* TASK DESCRIPTION: Find how many lines hold the word "text" and give that number only.

START RECORDS FOR THIS TASK

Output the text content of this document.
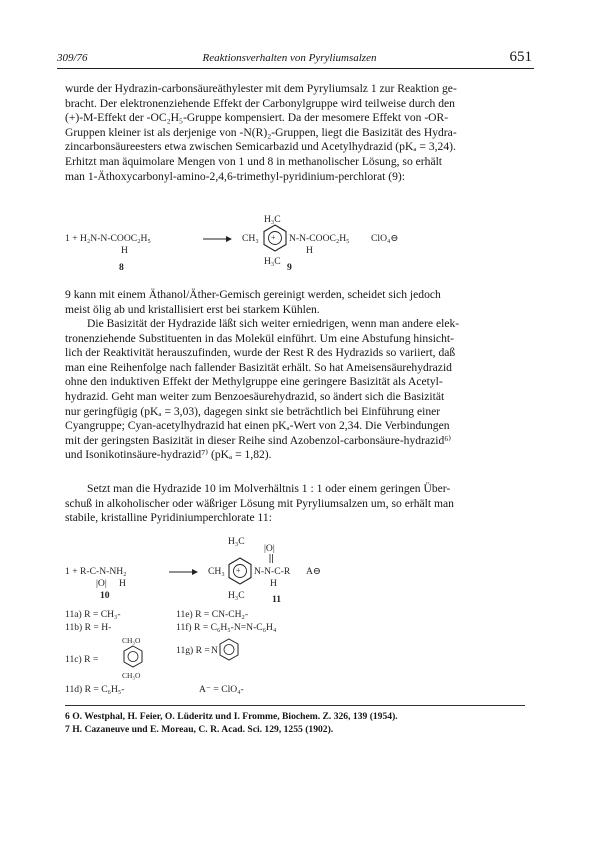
309/76	Reaktionsverhalten von Pyryliumsalzen	651
wurde der Hydrazin-carbonsäureäthylester mit dem Pyryliumsalz 1 zur Reaktion ge-
bracht. Der elektronenziehende Effekt der Carbonylgruppe wird teilweise durch den
(+)-M-Effekt der -OC₂H₅-Gruppe kompensiert. Da der mesomere Effekt von -OR-
Gruppen kleiner ist als derjenige von -N(R)₂-Gruppen, liegt die Basizität des Hydra-
zincarbonsäureesters etwa zwischen Semicarbazid und Acetylhydrazid (pKₐ = 3,24).
Erhitzt man äquimolare Mengen von 1 und 8 in methanolischer Lösung, so erhält
man 1-Äthoxycarbonyl-amino-2,4,6-trimethyl-pyridinium-perchlorat (9):
1 + H₂N-N-COOC₂H₅
H
8
→ CH₃
H₃C
+ N-N-COOC₂H₅ ClO₄⊖
H
H₃C
9
9 kann mit einem Äthanol/Äther-Gemisch gereinigt werden, scheidet sich jedoch
meist ölig ab und kristallisiert erst bei starkem Kühlen.
Die Basizität der Hydrazide läßt sich weiter erniedrigen, wenn man andere elek-
tronenziehende Substituenten in das Molekül einführt. Um eine Abstufung hinsicht-
lich der Reaktivität herauszufinden, wurde der Rest R des Hydrazids so variiert, daß
man eine Reihenfolge nach fallender Basizität erhält. So hat Ameisensäurehydrazid
ohne den induktiven Effekt der Methylgruppe eine geringere Basizität als Acetyl-
hydrazid. Geht man weiter zum Benzoesäurehydrazid, so ändert sich die Basizität
nur geringfügig (pKₐ = 3,03), dagegen sinkt sie beträchtlich bei Einführung einer
Cyangruppe; Cyan-acetylhydrazid hat einen pKₐ-Wert von 2,34. Die Verbindungen
mit der geringsten Basizität in dieser Reihe sind Azobenzol-carbonsäure-hydrazid⁶⁾
und Isonikotinsäure-hydrazid⁷⁾ (pKₐ = 1,82).
Setzt man die Hydrazide 10 im Molverhältnis 1 : 1 oder einem geringen Über-
schuß in alkoholischer oder wäßriger Lösung mit Pyryliumsalzen um, so erhält man
stabile, kristalline Pyridiniumperchlorate 11:
1 + R-C-N-NH₂
|O| H
10
→ CH₃
H₃C
|O|
+ N-N-C-R A⊖
H₃C
H
11
11a) R = CH₃-	11e) R = CN-CH₂-
11b) R = H-	11f) R = C₆H₅-N=N-C₆H₄
CH₃O
11c) R =
CH₃O
11g) R = N
11d) R = C₆H₅-	A⁻ = ClO₄-
6 O. Westphal, H. Feier, O. Lüderitz und I. Fromme, Biochem. Z. 326, 139 (1954).
7 H. Cazaneuve und E. Moreau, C. R. Acad. Sci. 129, 1255 (1902).
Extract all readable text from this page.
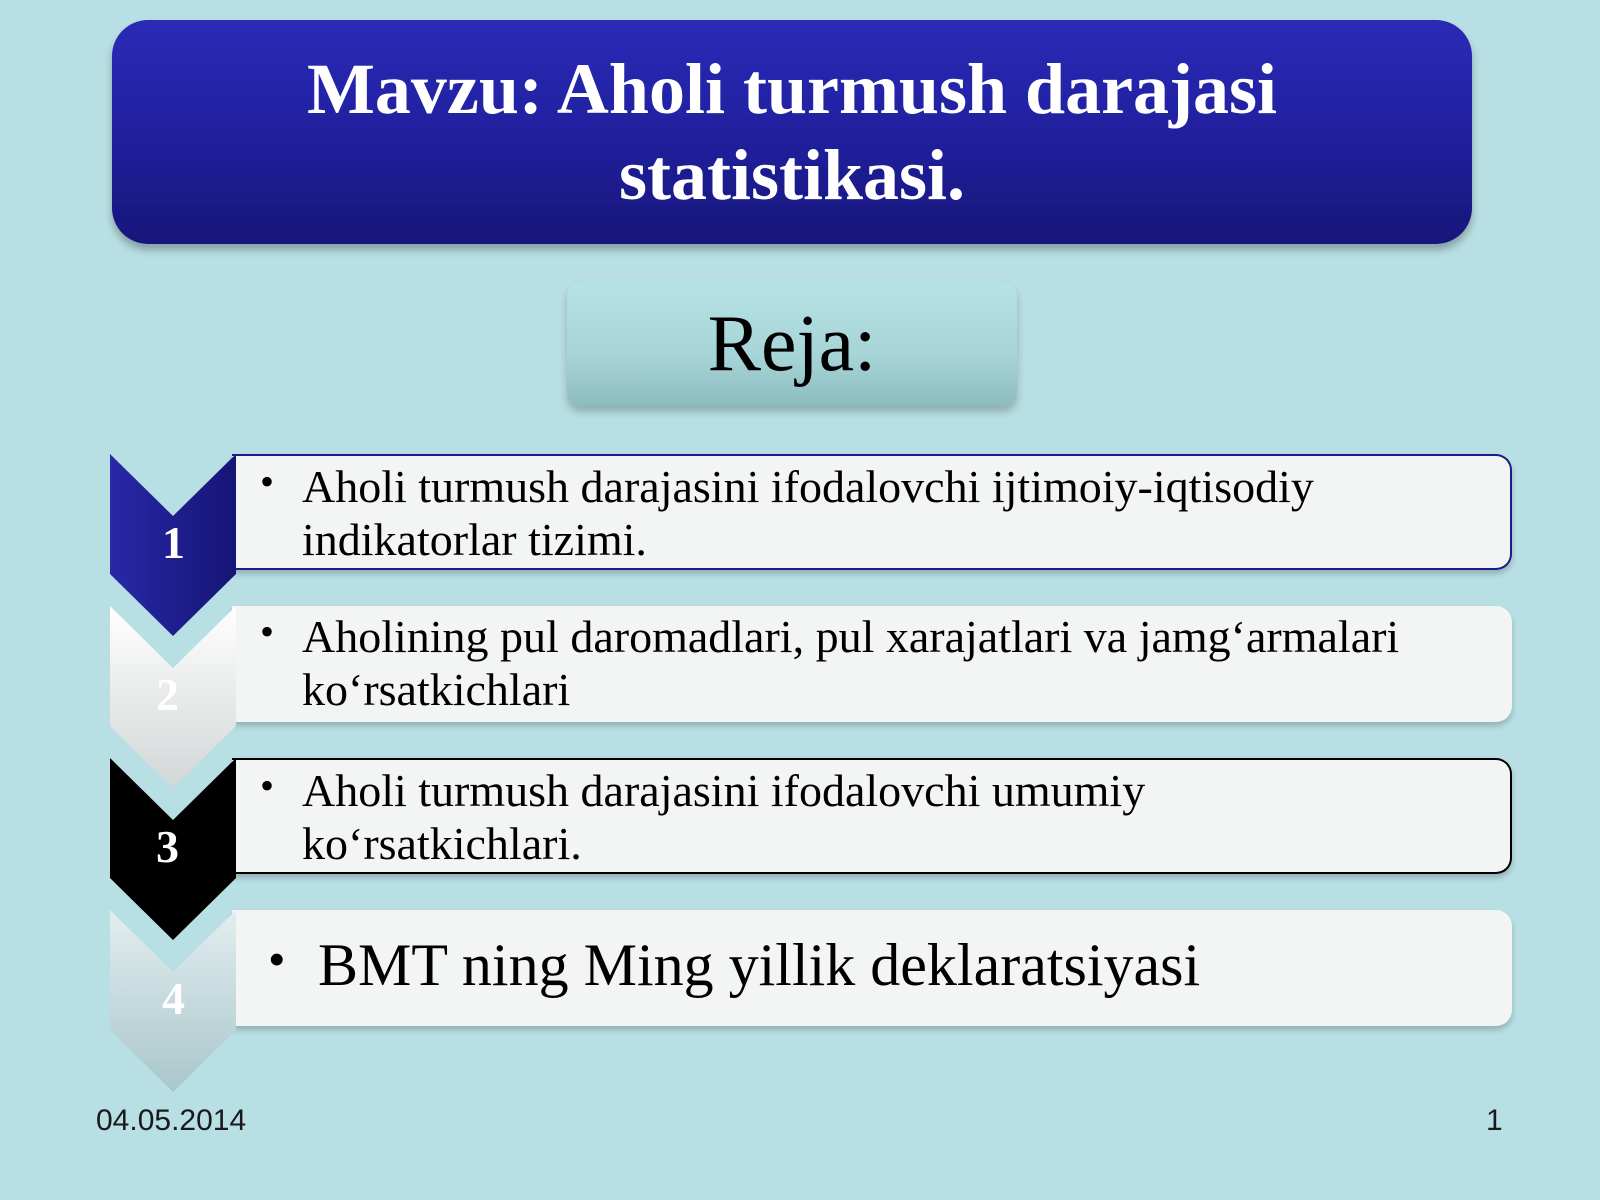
Mavzu: Aholi turmush darajasi
statistikasi.
Reja:
• Aholi turmush darajasini ifodalovchi ijtimoiy-iqtisodiy
indikatorlar tizimi.
• Aholining pul daromadlari, pul xarajatlari va jamg‘armalari
ko‘rsatkichlari
• Aholi turmush darajasini ifodalovchi umumiy
ko‘rsatkichlari.
• BMT ning Ming yillik deklaratsiyasi
1
2
3
4
04.05.2014	1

END RECORDS FOR THIS TASK

* SOLVED EXERCISE: 2